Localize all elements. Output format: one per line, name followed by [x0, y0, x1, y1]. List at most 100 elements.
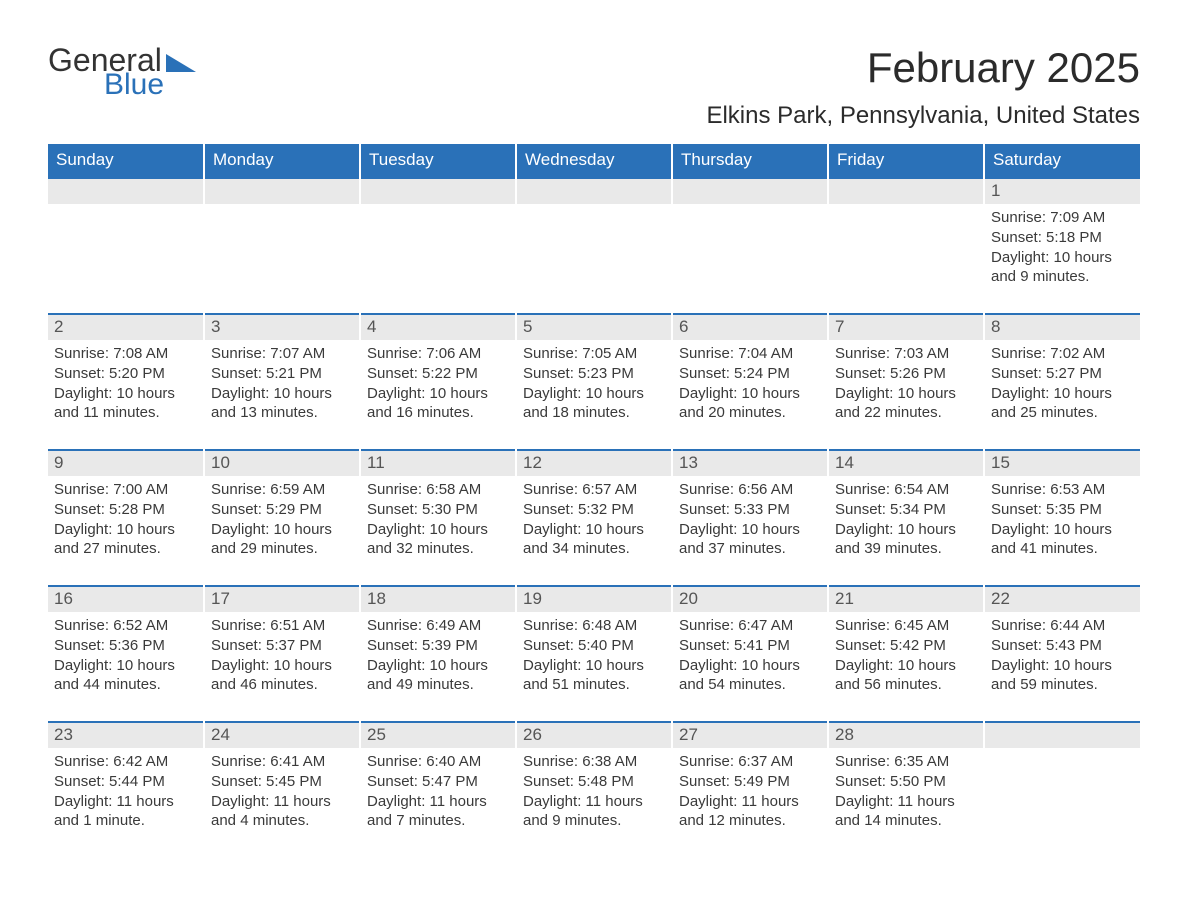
*****
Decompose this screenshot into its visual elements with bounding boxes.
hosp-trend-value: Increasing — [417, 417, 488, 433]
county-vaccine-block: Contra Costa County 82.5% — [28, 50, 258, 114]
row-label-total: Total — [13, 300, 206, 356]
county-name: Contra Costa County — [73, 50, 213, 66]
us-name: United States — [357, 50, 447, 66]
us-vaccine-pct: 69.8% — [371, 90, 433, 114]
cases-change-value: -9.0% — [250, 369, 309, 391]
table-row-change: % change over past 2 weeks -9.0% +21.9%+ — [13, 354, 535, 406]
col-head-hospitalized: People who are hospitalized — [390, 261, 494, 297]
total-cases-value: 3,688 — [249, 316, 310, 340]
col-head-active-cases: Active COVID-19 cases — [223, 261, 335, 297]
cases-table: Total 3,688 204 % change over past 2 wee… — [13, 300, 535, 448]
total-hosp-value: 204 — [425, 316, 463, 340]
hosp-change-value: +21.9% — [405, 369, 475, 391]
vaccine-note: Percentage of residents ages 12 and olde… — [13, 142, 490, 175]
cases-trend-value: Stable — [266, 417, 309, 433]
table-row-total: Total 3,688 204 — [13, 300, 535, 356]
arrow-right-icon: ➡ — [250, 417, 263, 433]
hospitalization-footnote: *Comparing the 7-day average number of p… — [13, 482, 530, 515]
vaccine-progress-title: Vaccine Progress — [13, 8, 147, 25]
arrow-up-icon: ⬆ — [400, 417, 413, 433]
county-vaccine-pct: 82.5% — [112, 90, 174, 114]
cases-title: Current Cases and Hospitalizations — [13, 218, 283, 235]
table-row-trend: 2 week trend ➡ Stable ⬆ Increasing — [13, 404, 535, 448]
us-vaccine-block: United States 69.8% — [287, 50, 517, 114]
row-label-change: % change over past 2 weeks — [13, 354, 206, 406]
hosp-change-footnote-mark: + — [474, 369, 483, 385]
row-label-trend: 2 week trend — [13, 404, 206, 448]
*****
• **Exercise instructions**
Please copy out the data from the line containing "Decompose this screenshot" through the line containing "county-name: Contra Costa", both of those lines included, reproducing each line character for character.

• **Response to this task**
Decompose this screenshot into its visual elements with bounding boxes.
hosp-trend-value: Increasing — [417, 417, 488, 433]
county-vaccine-block: Contra Costa County 82.5% — [28, 50, 258, 114]
row-label-total: Total — [13, 300, 206, 356]
county-name: Contra Costa County — [73, 50, 213, 66]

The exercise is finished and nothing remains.